═════ Text ═════
Why Nigerian banks may not fare well with e-Naira digital currency ─Analysts

*Experts say the role of the Nigerian Deposit Money Banks will be to take responsibility for conducting KYC and AML/CFT compliance compatibility on merchant e-Naira wallets as well as monitoring illicit activity

Isola Moses | ConsumerConnect

Despite the global interest surrounding Central Bank Digital Currencies (CBDCs) among central banks, governments and the private sector, analysts have said that the much anticipated unveiling of e-Naira digital currency by the Central Bank of Nigeria (CBN) although a major step in digital banking will benefit consumers, but not good for the Deposit Money Banks (DMBs).

ConsumerConnect had reported the CBN, in a recent statement said it had concluded plans to launch its CBDC pilot scheme, christened e-Naira October 1, 2021, in technical partnership with Bitt Incorporated.

Bitt is a financial technology (FinTech) company that utilises blockchain and distributed ledger technology to facilitate secure peer-to-peer transactions.

The e-Naira is an electronic record or digital token of the Naira to be issued and regulated by the CBN.

It is expected to be a legal tender for the West African country, and has a non-interest bearing status, as well as a transaction limit for consumers.

According to analysts at Coronation Research, the concept primarily originated on the wave of the popularity of cryptocurrencies, such as Bitcoin, Ethereum among others, as it has also gained more traction, following the onset of the COVID-19 pandemic and a global need to distribute as well as efficiently track eco­nomic stimulus funding, prevent illicit activity and illegal transactions.
═════ Supplied data ═════
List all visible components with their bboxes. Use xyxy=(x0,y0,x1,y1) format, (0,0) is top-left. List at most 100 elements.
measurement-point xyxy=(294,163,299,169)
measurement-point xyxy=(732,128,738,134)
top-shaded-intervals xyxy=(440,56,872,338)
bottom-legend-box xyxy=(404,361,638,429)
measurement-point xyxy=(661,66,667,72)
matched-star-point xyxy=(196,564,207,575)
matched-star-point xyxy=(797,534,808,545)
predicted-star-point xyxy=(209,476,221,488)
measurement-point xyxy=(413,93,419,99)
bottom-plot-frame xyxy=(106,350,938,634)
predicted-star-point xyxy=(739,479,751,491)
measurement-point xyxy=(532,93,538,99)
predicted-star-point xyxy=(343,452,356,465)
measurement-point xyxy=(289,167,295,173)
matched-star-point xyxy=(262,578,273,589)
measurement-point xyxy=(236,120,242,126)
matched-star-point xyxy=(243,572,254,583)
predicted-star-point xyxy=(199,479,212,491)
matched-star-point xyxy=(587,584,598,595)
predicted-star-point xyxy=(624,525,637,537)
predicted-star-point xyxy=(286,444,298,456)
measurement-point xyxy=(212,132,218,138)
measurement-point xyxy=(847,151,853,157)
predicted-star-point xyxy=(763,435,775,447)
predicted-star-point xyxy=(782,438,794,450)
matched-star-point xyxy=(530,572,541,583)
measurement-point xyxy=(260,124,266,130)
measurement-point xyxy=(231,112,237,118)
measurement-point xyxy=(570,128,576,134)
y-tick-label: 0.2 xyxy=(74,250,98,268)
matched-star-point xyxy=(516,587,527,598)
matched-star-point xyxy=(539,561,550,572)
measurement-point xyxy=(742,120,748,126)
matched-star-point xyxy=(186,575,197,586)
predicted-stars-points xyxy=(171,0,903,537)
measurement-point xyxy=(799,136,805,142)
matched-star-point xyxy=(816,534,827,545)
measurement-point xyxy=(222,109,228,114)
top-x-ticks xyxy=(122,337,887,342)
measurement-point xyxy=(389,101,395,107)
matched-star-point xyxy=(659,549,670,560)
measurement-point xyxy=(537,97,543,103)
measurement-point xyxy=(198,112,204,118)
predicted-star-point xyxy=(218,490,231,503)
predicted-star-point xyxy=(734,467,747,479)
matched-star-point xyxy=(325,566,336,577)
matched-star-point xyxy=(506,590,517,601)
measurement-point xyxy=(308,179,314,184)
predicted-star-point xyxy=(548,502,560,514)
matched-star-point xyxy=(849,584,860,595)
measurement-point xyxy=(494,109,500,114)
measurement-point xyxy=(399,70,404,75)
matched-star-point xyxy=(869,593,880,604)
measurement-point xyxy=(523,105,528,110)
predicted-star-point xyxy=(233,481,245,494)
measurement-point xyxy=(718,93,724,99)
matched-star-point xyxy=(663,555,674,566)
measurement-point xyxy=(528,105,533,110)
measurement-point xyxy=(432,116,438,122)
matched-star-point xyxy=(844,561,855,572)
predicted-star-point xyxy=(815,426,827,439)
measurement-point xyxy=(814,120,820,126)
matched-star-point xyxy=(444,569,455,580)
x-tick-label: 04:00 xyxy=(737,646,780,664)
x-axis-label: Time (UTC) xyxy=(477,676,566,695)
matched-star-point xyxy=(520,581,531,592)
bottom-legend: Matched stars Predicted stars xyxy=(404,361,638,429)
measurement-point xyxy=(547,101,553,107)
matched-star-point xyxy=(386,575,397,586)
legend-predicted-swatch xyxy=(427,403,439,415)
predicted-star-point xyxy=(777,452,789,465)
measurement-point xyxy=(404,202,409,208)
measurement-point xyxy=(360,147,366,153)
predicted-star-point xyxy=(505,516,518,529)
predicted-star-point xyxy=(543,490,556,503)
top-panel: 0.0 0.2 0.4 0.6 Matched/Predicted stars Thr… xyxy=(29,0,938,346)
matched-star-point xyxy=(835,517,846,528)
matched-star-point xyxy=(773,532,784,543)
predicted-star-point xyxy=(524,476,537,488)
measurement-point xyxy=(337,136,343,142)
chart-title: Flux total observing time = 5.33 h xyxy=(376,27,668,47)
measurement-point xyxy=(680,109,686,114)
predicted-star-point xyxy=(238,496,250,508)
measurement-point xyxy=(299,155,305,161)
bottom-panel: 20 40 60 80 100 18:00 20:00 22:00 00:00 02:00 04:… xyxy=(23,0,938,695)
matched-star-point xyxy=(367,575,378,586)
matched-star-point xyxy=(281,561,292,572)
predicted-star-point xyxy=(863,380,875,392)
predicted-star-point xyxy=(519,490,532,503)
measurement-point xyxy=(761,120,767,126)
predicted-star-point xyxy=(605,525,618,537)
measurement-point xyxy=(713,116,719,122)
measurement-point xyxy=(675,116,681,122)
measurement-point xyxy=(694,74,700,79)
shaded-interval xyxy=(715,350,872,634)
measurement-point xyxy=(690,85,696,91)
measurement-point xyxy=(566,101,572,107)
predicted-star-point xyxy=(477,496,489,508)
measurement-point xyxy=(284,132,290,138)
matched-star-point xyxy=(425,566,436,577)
═════
**Exercise requirements:**
a) Extract the part of the e-Naira article that opens with the words containing "Bitt is a financial" and closes with "limit for consumers.".
b) Pick up the article on the e-Naira digital currency after its last sentence and write what comes next.
The data shown here comes from a separate source and has nothing to do with the article.

**Task-by-task outputs:**
a)
Bitt is a financial technology (FinTech) company that utilises blockchain and distributed ledger technology to facilitate secure peer-to-peer transactions.

The e-Naira is an electronic record or digital token of the Naira to be issued and regulated by the CBN.

It is expected to be a legal tender for the West African country, and has a non-interest bearing status, as well as a transaction limit for consumers.

b)
E-Naira, the experts stated, aims to bring the best of both worlds—the convenience and security of digital cryptocurrencies alongside the traditional banking system’s regulations, Independent report said.

The analysts said: “We understand that to use the e-Naira to transact, users need to download the speed wallet, validate their account on the wallet by using either their phone num­ber, national identity number (NIN) or bank verification number (BVN).

“In addition, users will be able to transfer money through peer-to-peer (P2P) transactions from their e-wallets to other wallet holders and person-to-merchant/business.

“The structure of the e-nai­ra is similar to a commercial bank account,” said the analysts.

However, analysts Coronation Research further noted that it is non-interest bearing.

They stated: “Excluding executing and managing digital currency tokens, the CBN would be able to gather, analyse and store data on e-Naira transactions.

“The role of Deposit Money Banks would be to take responsibility for conducting KYC and AML/CFT compliance compatibility on merchant e-Naira wallets as well as monitoring illicit activity.”